> _WHAT IS ASKED_
1 > In the forum thread on truck advertising, how did Rodney find the person who painted the inside of his house?
2 > Extend the forum thread on truck advertising, picking up after its final post.

> _SOURCE_

===============

# mobile advertising?



## master design (Jul 12, 2006)

This is something to think about : Impact ratings of mobile media trucks scored higher tham all other outdoor combined-Thibodeaux Reserch Inc. ** Typical one truck travel 125.000 miles a year gaining 24.000.000 +++ impressions annualy per vehicle. 91% of all people notice truck advertising, 75% affect their buying habits from truck ad`s - Beverage World Magazine.
This is not for everyone but it`s not impossible. If you advertise you sell more and selling more you pay the add.


----------



## Rodney (Nov 3, 2004)

Depends on how effective it would be for your market. 

I found the guy that painted the inside of my house from the ad on his van, but I don't think I'd buy a t-shirt after seeing some design on a van. I'm not sure how well it would convert into actual customers, but it would make nice branding.

Especially if you are selling local t-shirts (a city name), and you advertised on local trucks.


----------



## master design (Jul 12, 2006)

Well rodney that is what I want branding, no a picture of a t-shirt on trucks but some good looking girls and a logo with website, i dont think that is a good idea sell tees just for the funny design, If you dont get people to know your brand you will never take off, You will be able to fly but not like a jet, whem people see a nice shirt with a logo and brand name on it, they go home to do some google find your site buy, tell friends and its go on and on...


----------



## Rodney (Nov 3, 2004)

> i dont think that is a good idea sell tees just for the funny design


There are lots of t-shirts out there that just aren't "funny designs". 

My point was just that even if your t-shirt line isn't "funny designs", advertising on a truck still might not be the best bang for your advertising dollars.



> If you dont get people to know your brand you will never take off


I agree  I'm just not sure truck advertising is the best way to get people to know your brand. I could be wrong though, as I've never tried it.


----------



## bjmason32 (Jul 1, 2005)

Master Design,

Have you looked into the cost of mobile advertising? I'm assuming they have weekly plans as opposed to just yearly?

Thanks


----------



## jdr8271 (Jun 16, 2005)

> If you dont get people to know your brand you will never take off


Thats not really true. It all depends on your business plan. There are people selling tees on ebay that make hundreds of thousands of dollars a year, and nobody really knows their company name.

===============

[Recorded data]
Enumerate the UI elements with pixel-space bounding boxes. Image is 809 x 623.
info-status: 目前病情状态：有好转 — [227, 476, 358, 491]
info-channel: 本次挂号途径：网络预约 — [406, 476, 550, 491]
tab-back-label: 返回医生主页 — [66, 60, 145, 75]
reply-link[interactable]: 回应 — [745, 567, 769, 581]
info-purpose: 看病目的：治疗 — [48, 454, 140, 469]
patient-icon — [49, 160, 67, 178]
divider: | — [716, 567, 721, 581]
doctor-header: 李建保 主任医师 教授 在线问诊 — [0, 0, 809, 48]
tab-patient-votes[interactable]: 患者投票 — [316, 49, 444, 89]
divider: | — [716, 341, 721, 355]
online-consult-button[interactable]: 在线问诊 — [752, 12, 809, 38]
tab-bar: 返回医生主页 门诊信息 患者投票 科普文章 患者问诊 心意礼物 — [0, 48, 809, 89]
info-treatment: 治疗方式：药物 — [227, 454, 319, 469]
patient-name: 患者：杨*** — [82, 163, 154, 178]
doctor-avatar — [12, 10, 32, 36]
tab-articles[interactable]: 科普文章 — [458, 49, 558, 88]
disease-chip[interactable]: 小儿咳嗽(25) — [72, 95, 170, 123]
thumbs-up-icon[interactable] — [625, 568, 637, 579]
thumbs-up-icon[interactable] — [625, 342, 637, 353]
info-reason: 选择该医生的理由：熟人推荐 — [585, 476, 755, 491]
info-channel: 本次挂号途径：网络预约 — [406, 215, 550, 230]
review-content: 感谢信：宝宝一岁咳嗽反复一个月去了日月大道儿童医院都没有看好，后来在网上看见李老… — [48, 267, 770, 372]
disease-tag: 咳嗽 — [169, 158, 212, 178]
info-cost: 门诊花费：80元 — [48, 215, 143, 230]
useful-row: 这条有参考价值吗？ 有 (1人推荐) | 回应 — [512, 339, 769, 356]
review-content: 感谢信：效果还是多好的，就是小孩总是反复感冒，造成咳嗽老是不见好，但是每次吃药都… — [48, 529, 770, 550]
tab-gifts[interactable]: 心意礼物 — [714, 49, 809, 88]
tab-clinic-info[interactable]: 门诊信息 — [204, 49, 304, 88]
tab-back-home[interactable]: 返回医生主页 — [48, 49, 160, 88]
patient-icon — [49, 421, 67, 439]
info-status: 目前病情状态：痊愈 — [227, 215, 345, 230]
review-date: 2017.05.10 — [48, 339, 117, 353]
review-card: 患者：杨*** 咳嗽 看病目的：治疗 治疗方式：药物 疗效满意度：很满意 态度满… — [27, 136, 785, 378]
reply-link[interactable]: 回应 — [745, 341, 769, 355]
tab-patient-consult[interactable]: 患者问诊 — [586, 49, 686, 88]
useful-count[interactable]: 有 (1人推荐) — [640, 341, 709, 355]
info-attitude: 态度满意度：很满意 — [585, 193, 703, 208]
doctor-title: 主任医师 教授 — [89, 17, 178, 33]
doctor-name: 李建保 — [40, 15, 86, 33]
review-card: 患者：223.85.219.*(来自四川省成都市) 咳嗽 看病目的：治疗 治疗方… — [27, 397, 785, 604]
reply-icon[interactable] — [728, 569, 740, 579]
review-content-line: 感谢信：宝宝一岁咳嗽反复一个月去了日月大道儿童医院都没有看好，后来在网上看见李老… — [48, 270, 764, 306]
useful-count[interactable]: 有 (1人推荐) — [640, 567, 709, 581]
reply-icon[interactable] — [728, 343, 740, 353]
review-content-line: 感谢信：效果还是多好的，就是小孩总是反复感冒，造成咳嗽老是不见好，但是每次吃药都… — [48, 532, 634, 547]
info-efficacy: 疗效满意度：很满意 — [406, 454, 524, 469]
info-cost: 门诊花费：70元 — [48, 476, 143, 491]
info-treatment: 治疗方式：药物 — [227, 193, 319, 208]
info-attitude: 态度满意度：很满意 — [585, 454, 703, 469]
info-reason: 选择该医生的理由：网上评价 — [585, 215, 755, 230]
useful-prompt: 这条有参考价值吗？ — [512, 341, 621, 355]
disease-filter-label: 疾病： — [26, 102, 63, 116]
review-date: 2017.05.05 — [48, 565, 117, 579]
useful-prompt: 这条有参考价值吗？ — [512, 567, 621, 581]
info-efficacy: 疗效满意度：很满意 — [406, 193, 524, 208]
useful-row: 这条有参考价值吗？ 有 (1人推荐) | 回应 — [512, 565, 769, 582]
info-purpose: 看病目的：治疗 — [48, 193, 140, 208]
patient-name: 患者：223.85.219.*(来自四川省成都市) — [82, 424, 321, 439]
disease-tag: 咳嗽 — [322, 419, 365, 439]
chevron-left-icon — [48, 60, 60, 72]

===============

> _ANSWERS TO THE EXERCISES_
1 > He found him from the ad on the painter's van.

2 >
> Master Design,
> 
> Have you looked into the cost of mobile advertising? I'm assuming they have weekly plans as opposed to just yearly?
> 
> Thanks


I assume that he is talking about getting your own car decorated with a rap, or vinyl with your company ad on it.


----------



## master design (Jul 12, 2006)

The reason i am thinking about truck adds is that i am a truck driver, a have my own truck and 53` trailer, the only thing is the graphics cost, and instalation, I am leaving trucking next year, tired to be out for days. But as cam take some advantage of been on the road e show my company name around the major city in usa, places like LA, Dallas, New York,Indianapolis,San Francisco,Boston, I am not only making tees Iam want make a brand t-shirts.
And I think this is a good thing to do, because I just have to find someone to make the graphics....


----------



## StitchShoppe (Jun 1, 2006)

Let me know how it turns out. I'm always intrested in spending hard earned advertising dollars more efficiently. I mean 10 years ago Al Gore was still inventing the internet, And now look at it. Good Luck!


----------



## toonsign (Apr 24, 2005)

Hi all,

To me, I don't want to advertise a certain style t-shirt design or item on any vehicle.

I just need potential customers to get to my website, then they can see what I have to offer. Makes no difference if your doing custom printing or have your own designs - just let people know *where* they can find you.

Vehicle wraps are expensive ($2K+). Custom vehicle lettering is pretty reasonable and you apply the pre-spaced lettering yourself.

Magnetic signs are also another alternative and with today's printers/cutters, full color is here and affordably priced.

Let your message on your ad tell people what you have and where to find it. I had (took it off for now) a 24"x24" t-shirt shaped magnetic sign on my pickup and it's message was real simple. What I offer (t-shirts, etc...) and my website.

It worked but I must tell you that it was aimed at only the local businesses. I doubt a magnetic sign itself would generate any worthwhile traffic if it goes cross country. I think a large, full color decal on the side(s) of a 53' trailer would get a closer look than a magnetic sign. 

At any rate, you must think how you can get your customers to your site or store (if you have one).

Just my 2 cents worth. Hope it helps.

Fred


----------



## Rodney (Nov 3, 2004)

> To me, I don't want to advertise a certain style t-shirt design or item on any vehicle.





> Let your message on your ad tell people what you have and where to find it.


I think advertising a certain t-shirt design might be one way of telling people what you have. Add a web address and then they know how to find you 

If you have a particular eye-catching design that might appeal to the masses, a picture of that design and an easy to read "drive by" website address/URL might be a good combination.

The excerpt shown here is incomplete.